#### Data records

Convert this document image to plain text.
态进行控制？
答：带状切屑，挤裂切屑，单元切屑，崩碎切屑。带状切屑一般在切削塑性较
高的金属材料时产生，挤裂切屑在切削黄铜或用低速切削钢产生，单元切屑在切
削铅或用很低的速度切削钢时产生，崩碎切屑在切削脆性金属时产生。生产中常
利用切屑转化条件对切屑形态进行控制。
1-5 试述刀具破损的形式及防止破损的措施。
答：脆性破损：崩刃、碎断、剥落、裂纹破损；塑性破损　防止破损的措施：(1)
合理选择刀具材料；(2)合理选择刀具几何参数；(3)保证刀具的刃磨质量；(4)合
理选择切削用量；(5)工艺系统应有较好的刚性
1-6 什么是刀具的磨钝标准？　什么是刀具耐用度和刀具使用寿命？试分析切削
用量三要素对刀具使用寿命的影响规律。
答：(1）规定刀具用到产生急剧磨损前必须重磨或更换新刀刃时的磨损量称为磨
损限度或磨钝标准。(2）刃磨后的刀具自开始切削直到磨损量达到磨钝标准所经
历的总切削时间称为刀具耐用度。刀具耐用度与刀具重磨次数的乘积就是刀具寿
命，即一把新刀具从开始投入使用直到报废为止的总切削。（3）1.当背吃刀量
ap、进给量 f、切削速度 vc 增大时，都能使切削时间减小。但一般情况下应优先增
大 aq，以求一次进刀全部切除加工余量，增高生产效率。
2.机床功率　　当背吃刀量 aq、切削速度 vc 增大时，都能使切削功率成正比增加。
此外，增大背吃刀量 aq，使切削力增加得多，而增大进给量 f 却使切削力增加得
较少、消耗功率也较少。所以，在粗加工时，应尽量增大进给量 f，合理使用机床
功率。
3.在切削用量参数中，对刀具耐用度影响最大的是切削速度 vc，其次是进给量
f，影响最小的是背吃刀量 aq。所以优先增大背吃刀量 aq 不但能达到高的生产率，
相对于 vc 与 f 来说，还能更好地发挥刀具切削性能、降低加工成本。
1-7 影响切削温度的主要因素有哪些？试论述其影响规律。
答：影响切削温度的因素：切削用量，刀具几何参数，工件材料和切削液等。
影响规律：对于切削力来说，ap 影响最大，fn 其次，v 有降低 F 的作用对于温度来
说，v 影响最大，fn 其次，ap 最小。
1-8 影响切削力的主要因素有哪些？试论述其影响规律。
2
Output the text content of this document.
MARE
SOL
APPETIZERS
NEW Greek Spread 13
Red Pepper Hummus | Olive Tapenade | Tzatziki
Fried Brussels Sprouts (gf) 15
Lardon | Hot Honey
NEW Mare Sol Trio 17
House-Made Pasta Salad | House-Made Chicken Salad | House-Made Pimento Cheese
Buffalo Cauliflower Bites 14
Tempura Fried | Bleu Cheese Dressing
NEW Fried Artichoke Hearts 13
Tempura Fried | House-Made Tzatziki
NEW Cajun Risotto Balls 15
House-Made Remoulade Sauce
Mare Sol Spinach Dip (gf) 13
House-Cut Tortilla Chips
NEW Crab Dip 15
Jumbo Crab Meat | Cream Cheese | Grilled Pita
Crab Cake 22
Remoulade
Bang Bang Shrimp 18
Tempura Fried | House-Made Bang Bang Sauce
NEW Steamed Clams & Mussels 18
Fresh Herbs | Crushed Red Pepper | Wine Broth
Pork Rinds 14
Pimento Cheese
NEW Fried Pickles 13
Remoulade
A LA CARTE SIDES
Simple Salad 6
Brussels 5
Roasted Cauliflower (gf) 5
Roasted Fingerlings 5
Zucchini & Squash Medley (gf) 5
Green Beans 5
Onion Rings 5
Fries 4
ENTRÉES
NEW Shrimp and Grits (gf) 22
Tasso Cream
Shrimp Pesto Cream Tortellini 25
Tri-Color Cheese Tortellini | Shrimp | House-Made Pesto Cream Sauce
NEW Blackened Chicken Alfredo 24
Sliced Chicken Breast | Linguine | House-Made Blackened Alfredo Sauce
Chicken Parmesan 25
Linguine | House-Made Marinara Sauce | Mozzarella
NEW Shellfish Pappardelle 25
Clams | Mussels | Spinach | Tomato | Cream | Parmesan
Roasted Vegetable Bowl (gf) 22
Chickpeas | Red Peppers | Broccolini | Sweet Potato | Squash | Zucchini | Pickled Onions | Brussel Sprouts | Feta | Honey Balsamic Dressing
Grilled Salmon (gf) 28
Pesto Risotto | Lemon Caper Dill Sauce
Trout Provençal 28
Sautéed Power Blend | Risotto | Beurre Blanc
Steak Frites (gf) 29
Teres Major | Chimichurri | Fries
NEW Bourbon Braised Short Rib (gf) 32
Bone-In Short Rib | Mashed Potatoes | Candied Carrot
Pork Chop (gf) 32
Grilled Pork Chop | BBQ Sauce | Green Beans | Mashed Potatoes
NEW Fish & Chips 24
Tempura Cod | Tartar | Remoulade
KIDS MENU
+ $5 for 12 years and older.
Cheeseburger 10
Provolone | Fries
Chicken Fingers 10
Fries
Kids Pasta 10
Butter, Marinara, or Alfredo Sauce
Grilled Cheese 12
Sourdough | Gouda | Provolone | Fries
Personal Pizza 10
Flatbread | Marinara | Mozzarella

########

Where a line holds the string "Parmesan", copy that line.

Chicken Parmesan 25
Clams | Mussels | Spinach | Tomato | Cream | Parmesan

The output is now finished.